We are only beginning in the West to start appreciating the important impact the state of mind can have on what have previously been too often perceived as questions of purely ‘physical’ capability. When, in an emergency, and Australian aborigine shaman or a Tibetan lama engages in “fast traveling” — a trance or SSC technique for running long distances at a rapid rate — that is clearly a survival technique which, by definition, is not possible in the OSC.”
Since shamanic practices and knowledge are human universals, I conclude that evolution by natural selection favored the survival of shamanism. In other words, the fact that shamanism occurs in all tribal cultures indicates that it enhances survival. If shamanism didn’t enhance survival then the people who relied on shamans would have died out, not spread universally. As a corollary, shamanism must tell us something important about the constituents of the world/nature, or it wouldn’t have survival value.
On the same evolutionary basis that we expect ancestral diets to have therapeutic effects for diet-related diseases, we can expect ancestral medicine–i.e. shamanism–to have strong clinical efficacy when appropriately applied. This would also apply to interventions having strong similarities to shamanic practices, such as hypnotherapy, biofeedback, and other psychophysiological interventions exploiting the mind-body relationship.

□ □ □ □ □ □ □

▶ BRIEF
Rewrite the paragraph of the shamanism passage that begins "Since shamanic practices" in fewer words, keeping its main points.

□ □ □ □ □ □ □

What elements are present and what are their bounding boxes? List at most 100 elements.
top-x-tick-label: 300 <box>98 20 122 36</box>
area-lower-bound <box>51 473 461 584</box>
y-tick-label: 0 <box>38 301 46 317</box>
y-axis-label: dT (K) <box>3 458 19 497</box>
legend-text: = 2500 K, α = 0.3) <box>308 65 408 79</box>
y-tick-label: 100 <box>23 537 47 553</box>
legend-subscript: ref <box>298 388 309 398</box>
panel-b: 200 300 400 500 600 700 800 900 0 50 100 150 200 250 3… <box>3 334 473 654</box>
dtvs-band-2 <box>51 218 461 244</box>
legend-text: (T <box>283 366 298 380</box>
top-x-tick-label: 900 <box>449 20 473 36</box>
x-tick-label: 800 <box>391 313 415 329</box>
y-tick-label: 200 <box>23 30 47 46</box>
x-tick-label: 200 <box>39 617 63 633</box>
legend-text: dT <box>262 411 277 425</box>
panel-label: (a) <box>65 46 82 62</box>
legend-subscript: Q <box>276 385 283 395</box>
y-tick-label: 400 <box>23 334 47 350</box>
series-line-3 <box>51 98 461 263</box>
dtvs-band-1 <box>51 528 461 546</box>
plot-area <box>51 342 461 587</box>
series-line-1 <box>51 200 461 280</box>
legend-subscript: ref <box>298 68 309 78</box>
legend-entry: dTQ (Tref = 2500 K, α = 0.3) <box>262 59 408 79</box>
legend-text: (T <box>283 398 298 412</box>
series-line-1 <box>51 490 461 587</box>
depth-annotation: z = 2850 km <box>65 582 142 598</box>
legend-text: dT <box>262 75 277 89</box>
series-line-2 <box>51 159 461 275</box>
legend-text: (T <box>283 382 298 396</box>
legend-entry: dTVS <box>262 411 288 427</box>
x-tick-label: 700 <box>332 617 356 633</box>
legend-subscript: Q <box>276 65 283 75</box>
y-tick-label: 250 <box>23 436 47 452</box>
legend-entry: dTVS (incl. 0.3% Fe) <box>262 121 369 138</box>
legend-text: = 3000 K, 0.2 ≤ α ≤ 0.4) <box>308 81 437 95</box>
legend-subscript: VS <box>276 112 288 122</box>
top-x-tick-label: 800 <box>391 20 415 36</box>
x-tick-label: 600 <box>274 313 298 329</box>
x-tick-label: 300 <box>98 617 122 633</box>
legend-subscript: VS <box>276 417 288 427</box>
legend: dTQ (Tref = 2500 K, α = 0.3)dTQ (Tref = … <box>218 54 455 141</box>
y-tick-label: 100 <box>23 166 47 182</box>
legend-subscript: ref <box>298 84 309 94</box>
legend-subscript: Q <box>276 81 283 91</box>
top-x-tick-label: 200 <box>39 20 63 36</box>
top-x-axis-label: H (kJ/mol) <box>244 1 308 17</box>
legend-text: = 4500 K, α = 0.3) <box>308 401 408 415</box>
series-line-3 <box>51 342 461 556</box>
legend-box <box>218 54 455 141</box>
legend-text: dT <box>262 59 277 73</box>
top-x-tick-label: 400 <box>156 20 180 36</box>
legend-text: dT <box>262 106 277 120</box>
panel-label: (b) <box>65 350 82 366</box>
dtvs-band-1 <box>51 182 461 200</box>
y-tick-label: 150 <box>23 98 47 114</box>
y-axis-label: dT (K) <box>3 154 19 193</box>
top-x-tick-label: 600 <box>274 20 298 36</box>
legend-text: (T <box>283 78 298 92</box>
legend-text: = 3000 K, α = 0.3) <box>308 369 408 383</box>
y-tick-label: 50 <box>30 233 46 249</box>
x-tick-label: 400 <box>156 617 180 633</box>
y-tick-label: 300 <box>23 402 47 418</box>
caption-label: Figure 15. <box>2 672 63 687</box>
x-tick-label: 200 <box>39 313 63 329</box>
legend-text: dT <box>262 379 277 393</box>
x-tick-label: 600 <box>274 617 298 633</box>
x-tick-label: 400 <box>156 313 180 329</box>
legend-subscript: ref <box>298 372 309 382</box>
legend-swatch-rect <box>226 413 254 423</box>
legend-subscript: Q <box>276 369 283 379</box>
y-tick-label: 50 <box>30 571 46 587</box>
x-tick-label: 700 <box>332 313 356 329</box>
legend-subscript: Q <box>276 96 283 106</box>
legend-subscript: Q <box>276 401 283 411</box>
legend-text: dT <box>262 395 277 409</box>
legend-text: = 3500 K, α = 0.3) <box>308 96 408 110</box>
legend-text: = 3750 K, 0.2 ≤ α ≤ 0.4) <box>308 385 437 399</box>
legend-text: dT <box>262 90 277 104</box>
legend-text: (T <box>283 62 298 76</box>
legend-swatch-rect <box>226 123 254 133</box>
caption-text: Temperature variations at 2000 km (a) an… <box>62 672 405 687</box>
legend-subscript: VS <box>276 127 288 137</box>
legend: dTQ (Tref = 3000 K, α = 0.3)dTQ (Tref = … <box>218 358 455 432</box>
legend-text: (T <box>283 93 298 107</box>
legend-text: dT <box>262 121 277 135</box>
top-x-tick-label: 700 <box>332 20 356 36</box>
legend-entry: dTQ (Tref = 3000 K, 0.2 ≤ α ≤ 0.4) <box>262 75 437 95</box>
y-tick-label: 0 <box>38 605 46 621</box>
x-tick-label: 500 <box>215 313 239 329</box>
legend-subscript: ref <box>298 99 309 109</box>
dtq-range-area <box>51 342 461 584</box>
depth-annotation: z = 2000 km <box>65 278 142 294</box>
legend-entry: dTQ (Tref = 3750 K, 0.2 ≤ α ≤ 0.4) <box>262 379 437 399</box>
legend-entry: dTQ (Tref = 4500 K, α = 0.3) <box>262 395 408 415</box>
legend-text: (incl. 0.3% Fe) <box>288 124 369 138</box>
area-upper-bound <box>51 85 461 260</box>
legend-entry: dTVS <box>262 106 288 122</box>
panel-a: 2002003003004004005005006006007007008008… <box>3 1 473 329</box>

□ □ □ □ □ □ □

▶ WRITTEN REPLY
Shamanic practices and knowledge occur in all tribal cultures, so the writer concludes that natural selection favored shamanism because it enhances survival. Otherwise, people who relied on shamans would have died out instead of spreading universally. It follows that shamanism must tell us something important about the nature of the world.